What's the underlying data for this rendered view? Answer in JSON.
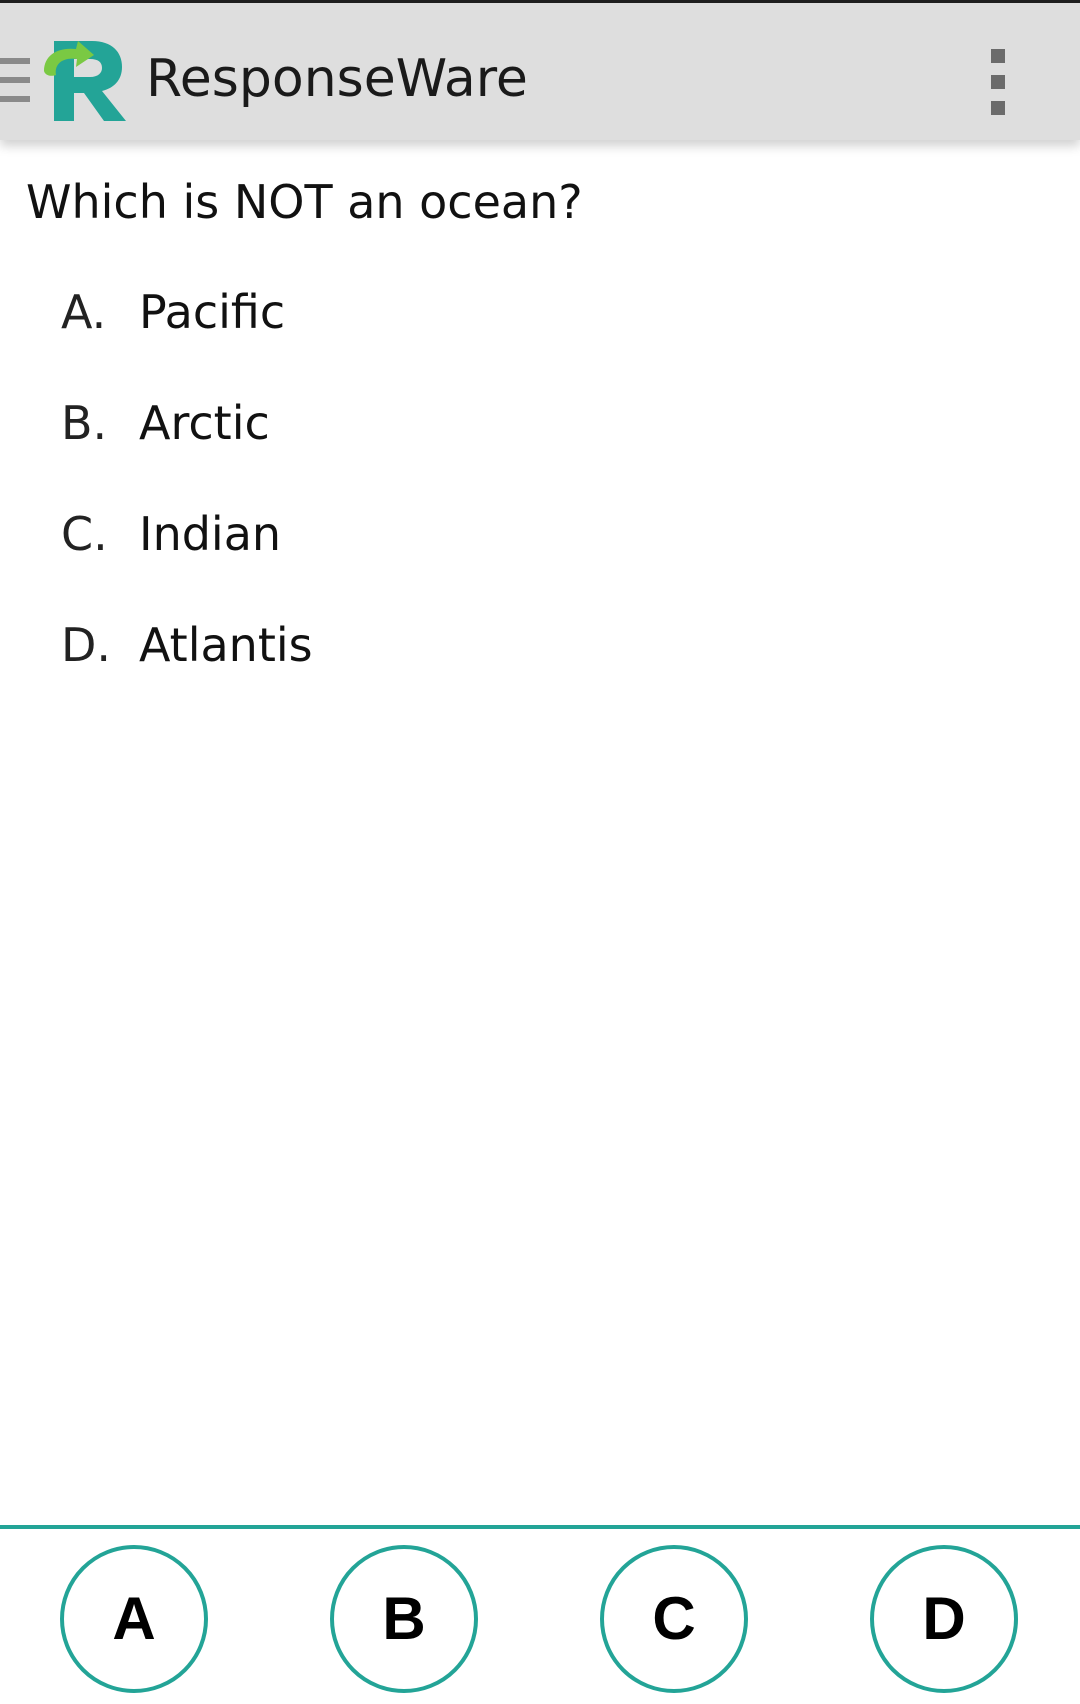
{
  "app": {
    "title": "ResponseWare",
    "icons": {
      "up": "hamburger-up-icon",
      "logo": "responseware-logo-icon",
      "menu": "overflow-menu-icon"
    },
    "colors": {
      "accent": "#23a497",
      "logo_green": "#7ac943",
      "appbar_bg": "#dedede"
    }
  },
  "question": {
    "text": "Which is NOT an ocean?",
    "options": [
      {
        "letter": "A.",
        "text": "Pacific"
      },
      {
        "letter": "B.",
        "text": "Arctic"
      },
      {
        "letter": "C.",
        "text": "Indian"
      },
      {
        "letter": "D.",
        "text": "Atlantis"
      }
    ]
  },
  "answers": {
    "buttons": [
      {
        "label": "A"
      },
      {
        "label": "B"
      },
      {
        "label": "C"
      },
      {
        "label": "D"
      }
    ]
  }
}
━━━━━━━━━━━━━━━━
=== TASK DETAILS ===
Return each line that includes "text".

=== WRITTEN ANSWER ===
    "text": "Which is NOT an ocean?",
        "text": "Pacific"
        "text": "Arctic"
        "text": "Indian"
        "text": "Atlantis"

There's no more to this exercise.